-- start --

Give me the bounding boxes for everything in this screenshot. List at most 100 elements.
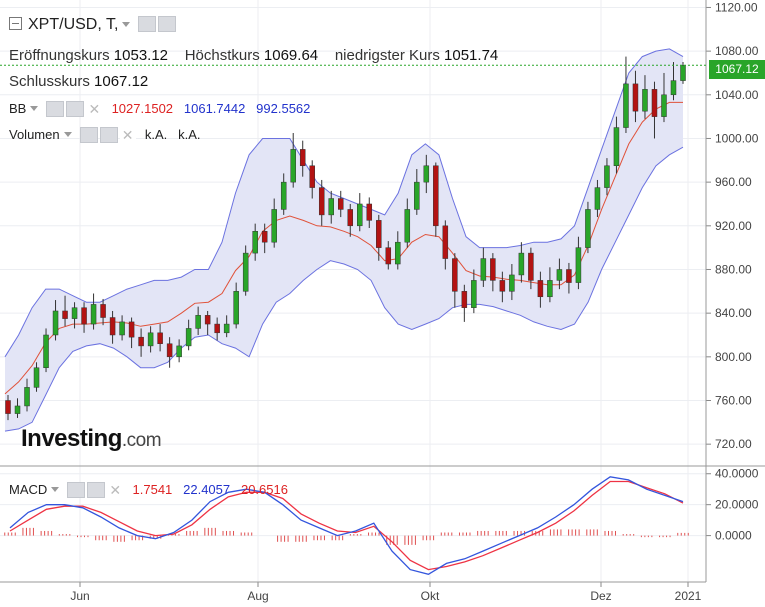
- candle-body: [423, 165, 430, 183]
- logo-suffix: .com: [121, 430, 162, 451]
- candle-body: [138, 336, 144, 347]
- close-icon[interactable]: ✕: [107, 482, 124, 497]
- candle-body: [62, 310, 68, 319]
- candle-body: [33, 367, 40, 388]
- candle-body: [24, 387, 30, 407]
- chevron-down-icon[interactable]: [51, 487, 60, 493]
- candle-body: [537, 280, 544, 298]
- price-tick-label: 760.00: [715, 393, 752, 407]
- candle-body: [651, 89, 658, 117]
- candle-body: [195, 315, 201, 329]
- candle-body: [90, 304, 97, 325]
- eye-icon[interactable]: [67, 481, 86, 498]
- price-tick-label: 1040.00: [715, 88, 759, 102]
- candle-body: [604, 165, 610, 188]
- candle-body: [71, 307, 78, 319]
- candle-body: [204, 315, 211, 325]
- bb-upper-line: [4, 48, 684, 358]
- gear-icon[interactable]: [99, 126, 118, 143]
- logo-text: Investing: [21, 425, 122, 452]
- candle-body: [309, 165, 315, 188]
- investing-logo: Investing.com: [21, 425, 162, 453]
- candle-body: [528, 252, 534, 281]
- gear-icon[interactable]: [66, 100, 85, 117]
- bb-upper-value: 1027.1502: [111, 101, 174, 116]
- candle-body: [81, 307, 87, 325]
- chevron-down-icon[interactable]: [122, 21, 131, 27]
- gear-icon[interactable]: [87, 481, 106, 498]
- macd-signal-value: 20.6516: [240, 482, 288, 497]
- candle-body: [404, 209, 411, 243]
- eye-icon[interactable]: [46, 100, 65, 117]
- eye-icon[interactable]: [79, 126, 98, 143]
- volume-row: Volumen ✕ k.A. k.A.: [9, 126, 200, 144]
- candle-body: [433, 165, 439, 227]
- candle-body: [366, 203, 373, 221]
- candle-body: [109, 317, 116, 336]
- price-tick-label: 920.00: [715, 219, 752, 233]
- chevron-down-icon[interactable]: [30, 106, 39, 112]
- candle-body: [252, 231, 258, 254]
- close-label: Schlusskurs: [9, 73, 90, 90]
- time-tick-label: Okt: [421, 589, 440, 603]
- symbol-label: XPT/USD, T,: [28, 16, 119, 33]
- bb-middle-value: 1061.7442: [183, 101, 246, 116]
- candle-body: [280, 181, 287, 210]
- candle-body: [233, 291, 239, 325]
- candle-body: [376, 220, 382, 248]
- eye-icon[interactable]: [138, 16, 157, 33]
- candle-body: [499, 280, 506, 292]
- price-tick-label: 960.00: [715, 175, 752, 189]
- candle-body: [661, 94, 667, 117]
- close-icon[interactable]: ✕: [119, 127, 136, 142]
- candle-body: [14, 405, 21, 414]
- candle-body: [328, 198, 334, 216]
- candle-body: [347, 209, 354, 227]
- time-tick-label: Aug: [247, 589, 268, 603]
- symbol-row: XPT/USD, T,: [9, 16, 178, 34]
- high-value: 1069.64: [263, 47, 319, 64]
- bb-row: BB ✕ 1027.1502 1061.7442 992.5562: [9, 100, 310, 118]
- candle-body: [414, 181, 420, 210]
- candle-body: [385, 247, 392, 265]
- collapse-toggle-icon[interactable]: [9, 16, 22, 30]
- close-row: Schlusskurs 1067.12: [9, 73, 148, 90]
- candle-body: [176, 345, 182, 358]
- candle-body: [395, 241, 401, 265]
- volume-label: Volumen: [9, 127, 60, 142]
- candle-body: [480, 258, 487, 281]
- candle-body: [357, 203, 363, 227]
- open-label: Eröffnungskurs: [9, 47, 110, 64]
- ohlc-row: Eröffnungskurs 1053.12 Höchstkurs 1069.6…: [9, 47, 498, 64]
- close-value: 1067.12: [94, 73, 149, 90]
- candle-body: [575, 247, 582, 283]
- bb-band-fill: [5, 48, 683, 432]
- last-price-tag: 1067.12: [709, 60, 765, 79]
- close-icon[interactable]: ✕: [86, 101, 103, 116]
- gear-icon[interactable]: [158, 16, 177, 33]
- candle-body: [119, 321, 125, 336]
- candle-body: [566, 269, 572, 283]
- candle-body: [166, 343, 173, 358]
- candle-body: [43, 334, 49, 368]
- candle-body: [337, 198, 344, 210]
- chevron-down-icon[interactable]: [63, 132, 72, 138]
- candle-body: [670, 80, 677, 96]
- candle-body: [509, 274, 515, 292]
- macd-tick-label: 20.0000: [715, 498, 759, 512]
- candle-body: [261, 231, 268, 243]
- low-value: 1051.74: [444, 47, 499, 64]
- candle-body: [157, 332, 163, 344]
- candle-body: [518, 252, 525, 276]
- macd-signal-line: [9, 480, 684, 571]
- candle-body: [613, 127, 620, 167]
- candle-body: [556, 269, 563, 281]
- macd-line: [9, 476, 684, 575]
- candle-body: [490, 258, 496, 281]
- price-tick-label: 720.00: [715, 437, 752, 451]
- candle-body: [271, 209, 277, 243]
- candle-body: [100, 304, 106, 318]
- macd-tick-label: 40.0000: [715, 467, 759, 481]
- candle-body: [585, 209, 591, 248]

-- end --
-- start --

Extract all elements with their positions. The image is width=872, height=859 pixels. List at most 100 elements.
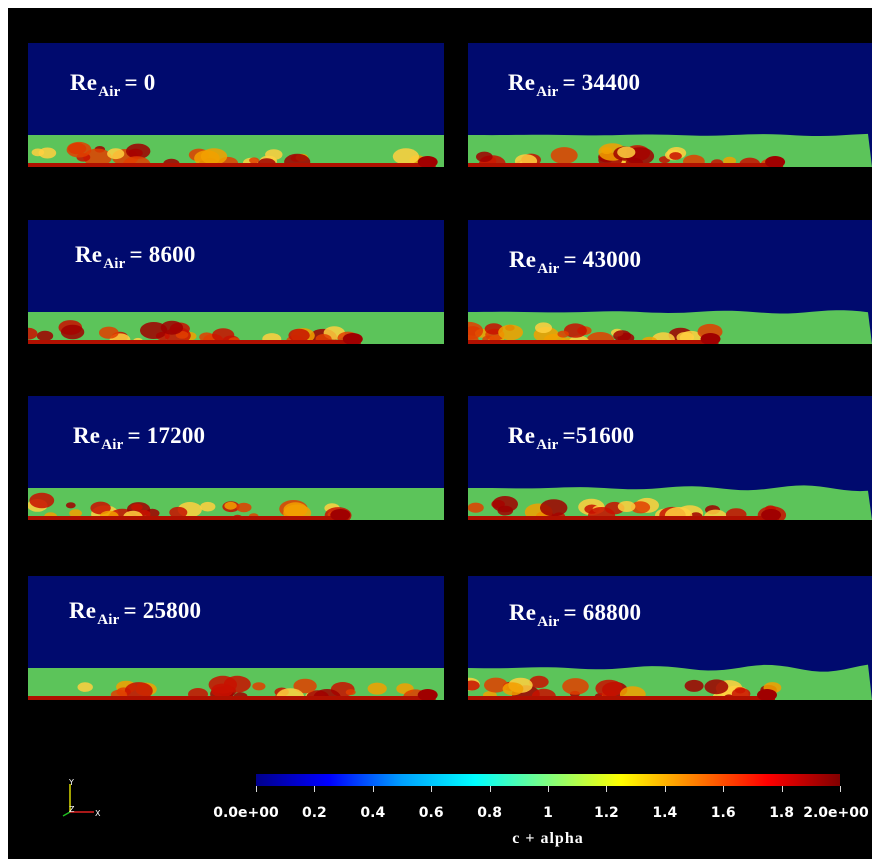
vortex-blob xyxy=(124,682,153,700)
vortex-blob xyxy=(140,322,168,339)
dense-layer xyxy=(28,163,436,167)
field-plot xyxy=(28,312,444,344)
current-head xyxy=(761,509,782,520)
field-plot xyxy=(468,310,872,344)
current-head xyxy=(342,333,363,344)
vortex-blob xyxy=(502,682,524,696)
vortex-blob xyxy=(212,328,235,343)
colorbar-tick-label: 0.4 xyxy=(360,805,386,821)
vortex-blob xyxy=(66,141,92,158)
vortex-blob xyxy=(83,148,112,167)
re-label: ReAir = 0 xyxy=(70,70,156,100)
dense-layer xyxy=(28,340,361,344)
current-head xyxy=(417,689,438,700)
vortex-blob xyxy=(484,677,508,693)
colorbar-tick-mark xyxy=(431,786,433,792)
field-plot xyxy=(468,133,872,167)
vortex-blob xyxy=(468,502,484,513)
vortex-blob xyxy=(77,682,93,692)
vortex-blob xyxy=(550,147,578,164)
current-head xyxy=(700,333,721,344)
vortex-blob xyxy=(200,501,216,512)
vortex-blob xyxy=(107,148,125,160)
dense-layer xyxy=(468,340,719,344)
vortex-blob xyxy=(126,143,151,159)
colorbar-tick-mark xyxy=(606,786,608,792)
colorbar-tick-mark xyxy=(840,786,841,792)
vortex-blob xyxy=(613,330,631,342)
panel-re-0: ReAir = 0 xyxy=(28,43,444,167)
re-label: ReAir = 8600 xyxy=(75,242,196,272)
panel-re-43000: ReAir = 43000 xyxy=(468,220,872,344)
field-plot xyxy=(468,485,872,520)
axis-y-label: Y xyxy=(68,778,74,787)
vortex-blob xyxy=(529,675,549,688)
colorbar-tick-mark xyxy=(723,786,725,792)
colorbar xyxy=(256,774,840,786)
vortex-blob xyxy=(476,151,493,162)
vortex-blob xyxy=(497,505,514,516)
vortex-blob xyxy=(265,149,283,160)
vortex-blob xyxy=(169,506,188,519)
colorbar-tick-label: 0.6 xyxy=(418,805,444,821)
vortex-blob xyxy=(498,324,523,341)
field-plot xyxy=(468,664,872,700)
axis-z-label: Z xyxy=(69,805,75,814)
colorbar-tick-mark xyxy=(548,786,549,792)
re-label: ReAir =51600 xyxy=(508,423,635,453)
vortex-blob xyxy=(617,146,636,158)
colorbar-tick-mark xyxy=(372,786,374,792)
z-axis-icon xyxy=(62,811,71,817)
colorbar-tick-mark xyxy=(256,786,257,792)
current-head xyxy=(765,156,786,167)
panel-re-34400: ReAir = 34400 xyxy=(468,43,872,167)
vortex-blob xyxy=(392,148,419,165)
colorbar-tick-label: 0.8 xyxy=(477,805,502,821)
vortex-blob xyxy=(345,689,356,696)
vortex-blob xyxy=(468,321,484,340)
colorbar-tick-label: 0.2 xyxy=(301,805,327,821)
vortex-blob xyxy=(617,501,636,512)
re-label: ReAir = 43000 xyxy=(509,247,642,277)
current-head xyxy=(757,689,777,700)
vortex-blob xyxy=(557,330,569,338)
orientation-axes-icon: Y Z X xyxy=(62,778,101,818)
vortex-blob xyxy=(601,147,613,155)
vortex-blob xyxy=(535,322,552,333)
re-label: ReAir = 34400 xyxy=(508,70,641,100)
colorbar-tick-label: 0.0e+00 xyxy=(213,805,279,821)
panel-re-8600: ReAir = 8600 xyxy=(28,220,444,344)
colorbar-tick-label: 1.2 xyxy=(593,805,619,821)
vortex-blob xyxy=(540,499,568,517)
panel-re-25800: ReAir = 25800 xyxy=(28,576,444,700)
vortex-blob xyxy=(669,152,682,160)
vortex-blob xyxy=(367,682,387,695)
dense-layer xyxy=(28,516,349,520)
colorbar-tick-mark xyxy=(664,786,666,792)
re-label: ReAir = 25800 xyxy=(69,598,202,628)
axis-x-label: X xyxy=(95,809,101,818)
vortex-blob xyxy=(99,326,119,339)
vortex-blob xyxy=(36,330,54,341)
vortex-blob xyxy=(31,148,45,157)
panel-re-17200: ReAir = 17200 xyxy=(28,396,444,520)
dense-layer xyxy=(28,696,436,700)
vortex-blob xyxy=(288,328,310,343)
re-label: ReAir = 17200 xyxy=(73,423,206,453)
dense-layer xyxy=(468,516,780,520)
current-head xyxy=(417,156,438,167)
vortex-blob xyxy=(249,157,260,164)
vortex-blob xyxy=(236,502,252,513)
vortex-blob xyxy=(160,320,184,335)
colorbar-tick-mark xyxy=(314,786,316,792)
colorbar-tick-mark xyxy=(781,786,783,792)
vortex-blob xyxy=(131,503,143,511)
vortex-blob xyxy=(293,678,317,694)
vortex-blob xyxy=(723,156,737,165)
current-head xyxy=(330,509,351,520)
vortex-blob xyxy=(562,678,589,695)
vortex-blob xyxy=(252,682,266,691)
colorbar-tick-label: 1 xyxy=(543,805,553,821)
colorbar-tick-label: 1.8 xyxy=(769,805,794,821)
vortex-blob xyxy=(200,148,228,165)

-- end --

== Task description ==
Update the listing lines starting with the one containing "vortex-blob xyxy=(124,682,153,700)" and going on through the one containing "colorbar-tick-label: 0.4 xyxy=(360,805,386,821)", changing "current-head" to "current-front" and leaving everything else unchanged.

== Problem solution ==
vortex-blob xyxy=(124,682,153,700)
vortex-blob xyxy=(140,322,168,339)
dense-layer xyxy=(28,163,436,167)
field-plot xyxy=(28,312,444,344)
current-front xyxy=(761,509,782,520)
field-plot xyxy=(468,310,872,344)
current-front xyxy=(342,333,363,344)
vortex-blob xyxy=(502,682,524,696)
vortex-blob xyxy=(212,328,235,343)
colorbar-tick-label: 0.4 xyxy=(360,805,386,821)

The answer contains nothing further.